*** Opening of Given data ***
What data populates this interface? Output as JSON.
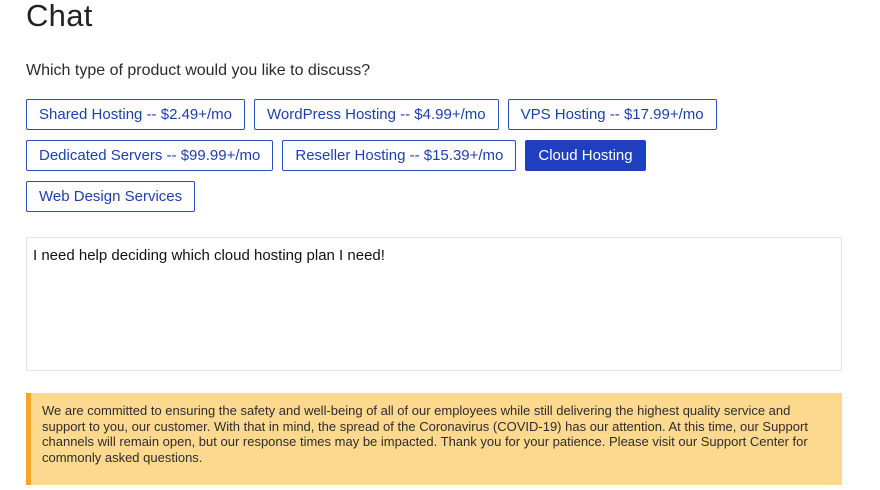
{
  "page": {
    "title": "Chat",
    "question": "Which type of product would you like to discuss?"
  },
  "products": [
    {
      "label": "Shared Hosting -- $2.49+/mo",
      "selected": false
    },
    {
      "label": "WordPress Hosting -- $4.99+/mo",
      "selected": false
    },
    {
      "label": "VPS Hosting -- $17.99+/mo",
      "selected": false
    },
    {
      "label": "Dedicated Servers -- $99.99+/mo",
      "selected": false
    },
    {
      "label": "Reseller Hosting -- $15.39+/mo",
      "selected": false
    },
    {
      "label": "Cloud Hosting",
      "selected": true
    },
    {
      "label": "Web Design Services",
      "selected": false
    }
  ],
  "message": {
    "value": "I need help deciding which cloud hosting plan I need!"
  },
  "notice": {
    "text": "We are committed to ensuring the safety and well-being of all of our employees while still delivering the highest quality service and support to you, our customer. With that in mind, the spread of the Coronavirus (COVID-19) has our attention. At this time, our Support channels will remain open, but our response times may be impacted. Thank you for your patience. Please visit our Support Center for commonly asked questions."
  },
  "colors": {
    "accent": "#1f3fc0",
    "notice_bg": "#fdd98f",
    "notice_border": "#f5a623"
  }
}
*** Close of Given data ***
Across all the entries above, count each line that has the word "label" in it, and give only the count.

■ **Answer to the exercise**:
7